■ Work item
One number is the whole answer: how many lines of the records include "nach".
Dataset records: Begin
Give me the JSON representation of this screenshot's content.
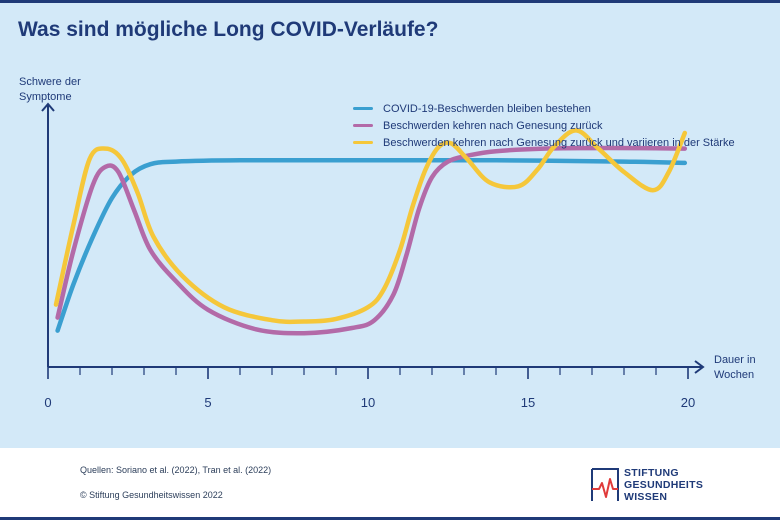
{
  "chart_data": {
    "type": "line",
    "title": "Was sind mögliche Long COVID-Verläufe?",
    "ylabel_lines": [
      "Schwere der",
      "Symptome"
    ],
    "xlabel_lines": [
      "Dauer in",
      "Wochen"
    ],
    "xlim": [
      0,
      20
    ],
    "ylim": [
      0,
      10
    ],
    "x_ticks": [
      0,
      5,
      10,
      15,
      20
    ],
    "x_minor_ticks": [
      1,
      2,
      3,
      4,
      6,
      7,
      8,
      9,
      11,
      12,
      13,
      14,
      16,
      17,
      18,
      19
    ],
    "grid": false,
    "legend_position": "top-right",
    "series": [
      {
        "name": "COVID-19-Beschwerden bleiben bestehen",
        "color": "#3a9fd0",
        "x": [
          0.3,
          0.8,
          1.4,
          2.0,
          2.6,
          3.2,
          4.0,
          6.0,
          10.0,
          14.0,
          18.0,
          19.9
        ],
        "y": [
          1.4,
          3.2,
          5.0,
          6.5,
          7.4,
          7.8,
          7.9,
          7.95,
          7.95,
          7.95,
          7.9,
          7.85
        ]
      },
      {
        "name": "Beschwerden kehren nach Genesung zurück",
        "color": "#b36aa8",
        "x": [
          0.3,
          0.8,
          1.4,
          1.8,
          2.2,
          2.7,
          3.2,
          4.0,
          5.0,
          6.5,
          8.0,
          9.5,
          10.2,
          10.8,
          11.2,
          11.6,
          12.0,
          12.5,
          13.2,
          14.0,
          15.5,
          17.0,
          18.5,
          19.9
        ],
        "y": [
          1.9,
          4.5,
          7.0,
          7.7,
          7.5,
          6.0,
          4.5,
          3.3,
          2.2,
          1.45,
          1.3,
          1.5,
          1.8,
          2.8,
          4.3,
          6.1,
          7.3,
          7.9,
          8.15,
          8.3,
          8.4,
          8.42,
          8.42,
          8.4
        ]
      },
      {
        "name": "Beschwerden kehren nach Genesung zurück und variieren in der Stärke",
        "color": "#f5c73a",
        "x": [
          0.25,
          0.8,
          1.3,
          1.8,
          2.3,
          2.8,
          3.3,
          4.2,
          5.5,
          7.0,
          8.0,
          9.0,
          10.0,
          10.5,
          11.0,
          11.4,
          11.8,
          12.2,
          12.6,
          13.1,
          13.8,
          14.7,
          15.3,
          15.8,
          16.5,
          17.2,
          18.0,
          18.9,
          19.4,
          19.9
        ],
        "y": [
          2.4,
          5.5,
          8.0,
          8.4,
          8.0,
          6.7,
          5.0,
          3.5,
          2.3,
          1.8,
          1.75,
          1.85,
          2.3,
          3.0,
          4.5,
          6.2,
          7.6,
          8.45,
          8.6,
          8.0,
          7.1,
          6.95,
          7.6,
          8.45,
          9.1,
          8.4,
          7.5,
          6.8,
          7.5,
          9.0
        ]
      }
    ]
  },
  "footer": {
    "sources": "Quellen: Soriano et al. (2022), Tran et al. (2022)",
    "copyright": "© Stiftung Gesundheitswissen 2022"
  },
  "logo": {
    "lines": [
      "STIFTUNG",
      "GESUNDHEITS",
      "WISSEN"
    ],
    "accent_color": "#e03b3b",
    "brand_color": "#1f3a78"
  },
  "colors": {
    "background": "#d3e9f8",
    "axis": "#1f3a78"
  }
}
Dataset records: End
■ Task result
2